#### [Data to use]
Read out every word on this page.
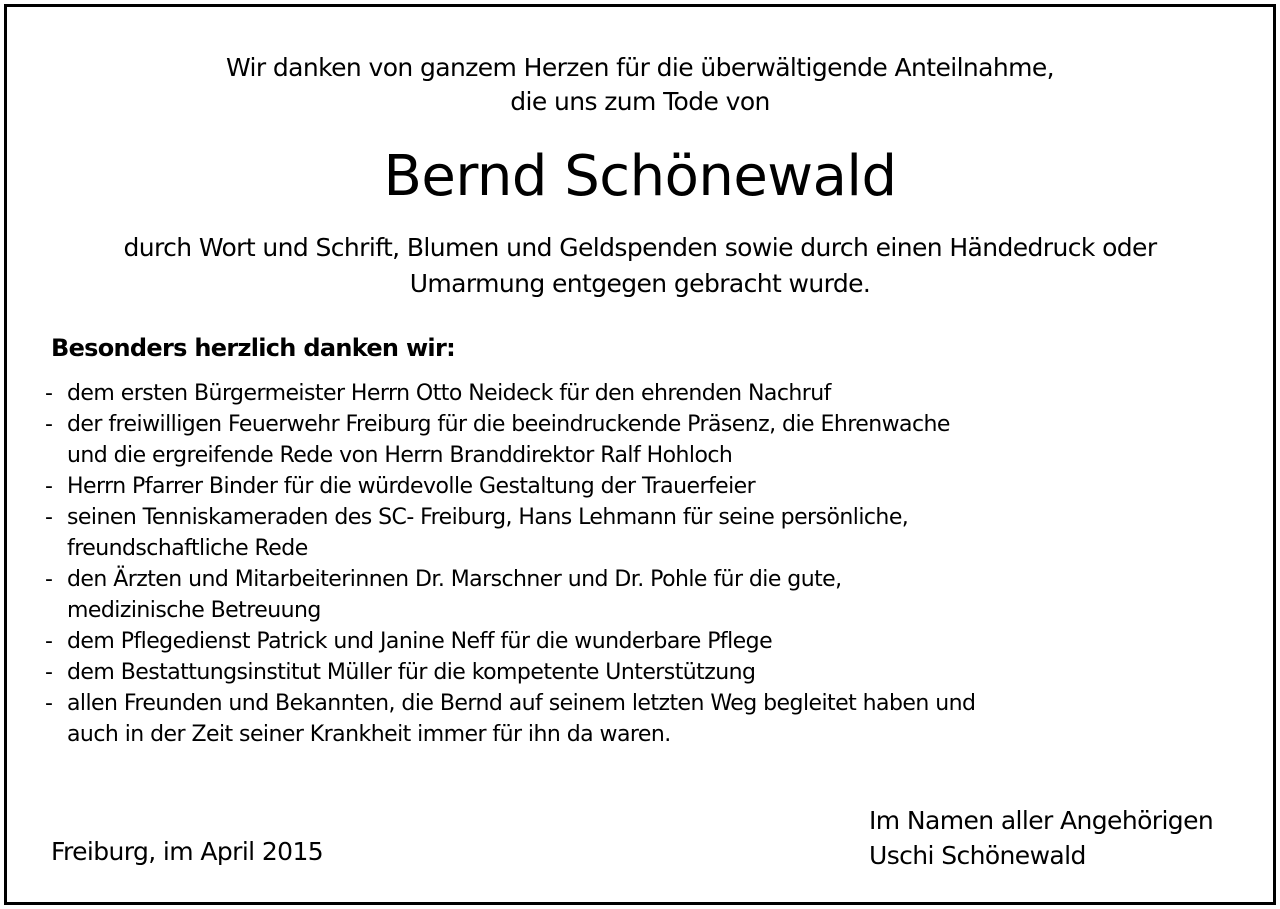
Wir danken von ganzem Herzen für die überwältigende Anteilnahme,
die uns zum Tode von
Bernd Schönewald
durch Wort und Schrift, Blumen und Geldspenden sowie durch einen Händedruck oder
Umarmung entgegen gebracht wurde.
Besonders herzlich danken wir:
- dem ersten Bürgermeister Herrn Otto Neideck für den ehrenden Nachruf
- der freiwilligen Feuerwehr Freiburg für die beeindruckende Präsenz, die Ehrenwache
und die ergreifende Rede von Herrn Branddirektor Ralf Hohloch
- Herrn Pfarrer Binder für die würdevolle Gestaltung der Trauerfeier
- seinen Tenniskameraden des SC- Freiburg, Hans Lehmann für seine persönliche,
freundschaftliche Rede
- den Ärzten und Mitarbeiterinnen Dr. Marschner und Dr. Pohle für die gute,
medizinische Betreuung
- dem Pflegedienst Patrick und Janine Neff für die wunderbare Pflege
- dem Bestattungsinstitut Müller für die kompetente Unterstützung
- allen Freunden und Bekannten, die Bernd auf seinem letzten Weg begleitet haben und
auch in der Zeit seiner Krankheit immer für ihn da waren.
Freiburg, im April 2015
Im Namen aller Angehörigen
Uschi Schönewald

#### [Problem to solve]
Each record above should be copied character for character, with pictures dropped.

#### [Answer below]
Read out every word on this page.
Wir danken von ganzem Herzen für die überwältigende Anteilnahme,
die uns zum Tode von
Bernd Schönewald
durch Wort und Schrift, Blumen und Geldspenden sowie durch einen Händedruck oder
Umarmung entgegen gebracht wurde.
Besonders herzlich danken wir:
- dem ersten Bürgermeister Herrn Otto Neideck für den ehrenden Nachruf
- der freiwilligen Feuerwehr Freiburg für die beeindruckende Präsenz, die Ehrenwache
und die ergreifende Rede von Herrn Branddirektor Ralf Hohloch
- Herrn Pfarrer Binder für die würdevolle Gestaltung der Trauerfeier
- seinen Tenniskameraden des SC- Freiburg, Hans Lehmann für seine persönliche,
freundschaftliche Rede
- den Ärzten und Mitarbeiterinnen Dr. Marschner und Dr. Pohle für die gute,
medizinische Betreuung
- dem Pflegedienst Patrick und Janine Neff für die wunderbare Pflege
- dem Bestattungsinstitut Müller für die kompetente Unterstützung
- allen Freunden und Bekannten, die Bernd auf seinem letzten Weg begleitet haben und
auch in der Zeit seiner Krankheit immer für ihn da waren.
Freiburg, im April 2015
Im Namen aller Angehörigen
Uschi Schönewald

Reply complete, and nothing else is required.